• [Extrait fourni]
________________________
Traitement du risque (...)

Traitement du risque prud’homal par le projet de loi Macron : mythe ou réalité ?

Nos hommes politiques accompagnés en cela par de nombreux journalistes « économiques » viennent de s’emparer d’un nouveau sujet : le risque prud’homal. Chacun s’accorde à découvrir (ou feindre de découvrir) que parmi les multiples freins à l’embauche, particulièrement dans les TPE et les PME, l’importance du risque prud’homal pèse négativement de tout son poids. Nombreux sont en effet les employeurs qui, malgré l’existence d’un besoin objectif d’embauche, hésitent à recruter car ils savent qu’en cas de difficultés conjoncturelles futures ils vont être contraints de licencier.

Or ces licenciements font de plus en plus peur aux employeurs, car qui dit licenciement dit risque prud’homal.

Or, les employeurs reconnaissent volontiers qu’ils ne veulent plus prendre ce type de risque, en raison tout à la fois de la durée anormalement longue des procédures judiciaires (durée moyenne des affaires de près de 16 mois), du temps et de l’énergie à y consacrer et surtout du coût potentiel d’une telle rupture pour l’entreprise en cas de condamnation.

Le phénomène n’est pas nouveau. Les partenaires sociaux ont d’ailleurs tenté, dans une première approche qui n’a d’ailleurs sans doute pas été suffisamment saluée, de réduire ce risque prud’homal source reconnue de blocage à l’embauche, particulièrement en période de crise économique. C’est ainsi que l’accord national interprofessionnel du 11 janvier 2013 prévoit que les parties peuvent, lors de l’audience devant le bureau de conciliation, choisir de mettre un terme définitif au litige qui les oppose en contrepartie du versement, par le défendeur au demandeur, d’une indemnité forfaitaire calculée en fonction de l’ancienneté de ce dernier.

Cette indemnité forfaitaire vaut réparation de l’ensemble des préjudices liés à la rupture du contrat de travail et son montant est fixé à :
- Entre 0 et 2 ans d’ancienneté : 2 mois de salaire
-  Entre 2 et 8 ans d’ancienneté : 4 mois de salaire
-  Entre 8 et 15 ans d’ancienneté : 8 mois de salaire
-  Entre 15 et 25 ans d’ancienneté : 10 mois de salaire
-  Au-delà de 25 ans d’ancienneté : 14 mois de salaire.
________________________
• [Objectif de la tâche]
Reprenez, s'il vous plaît, l'article sur le risque prud'homal et le projet de loi Macron, et poursuivez-le là où il s'interrompt. Le matériel placé ensuite n'a aucun rôle ici.

• [Informations enregistrées]
________________________
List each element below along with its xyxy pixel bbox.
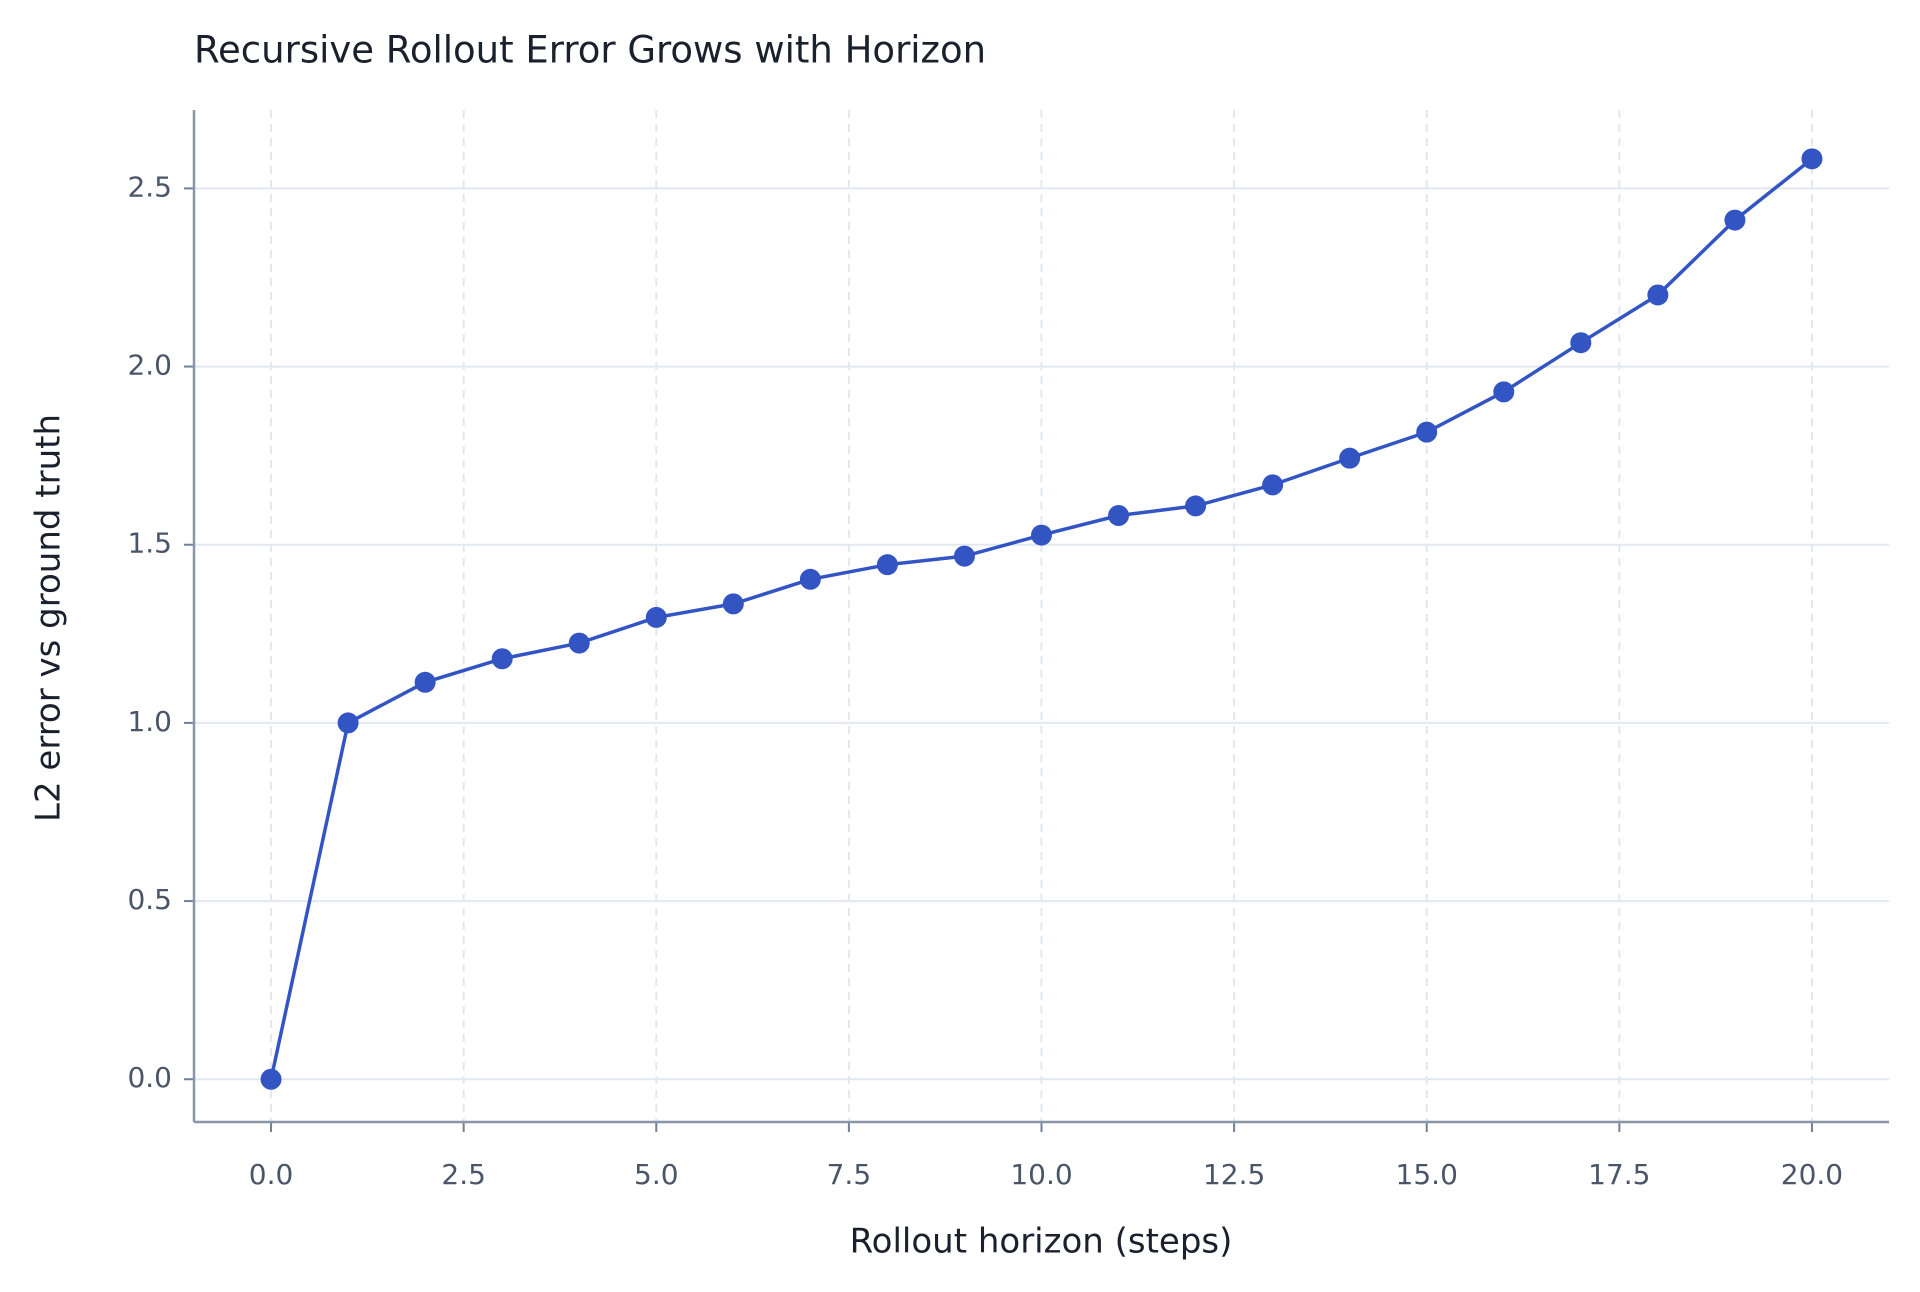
________________________
• [Réponse ci-dessous]
Il faut rappeler que le contenu de cet accord a été repris par la loi n° 2013-504 de sécurisation de l’emploi du 14 juin 2013 et par le décret n°2013-721 du 2 août 2013. Mais cette évolution, pourtant significative puisque pour la première fois dans l’histoire du droit du travail français, les partenaires sociaux d’abord et le législateur ensuite, ont introduit une forme de forfaitisation du risque prud’homal dont on ne pouvait que se réjouir. Seulement voilà, une fois encore, ni les uns ni les autres ne sont allés suffisamment loin. D’abord parce qu’il ne s’agit que d’une option qui suppose l’accord des deux parties. Ensuite parce que ne sont visées que les dommages et intérêts liés à la rupture du contrat et pas les autres motifs potentiels de litiges tels que, notamment, les indemnités pour discrimination, harcèlement, exécution déloyale du contrat… D’ailleurs, en pratique, force est de constater que ce dispositif n’est quasiment jamais utilisé par les parties au procès, ni même jamais proposé par les conseillers prud’homaux eux-mêmes !

Face à cette situation, on se plaît à nous expliquer que la loi Macron va enfin permettre d’aboutir à la mise en place de ce barème de nature à lever ce frein à l’emploi.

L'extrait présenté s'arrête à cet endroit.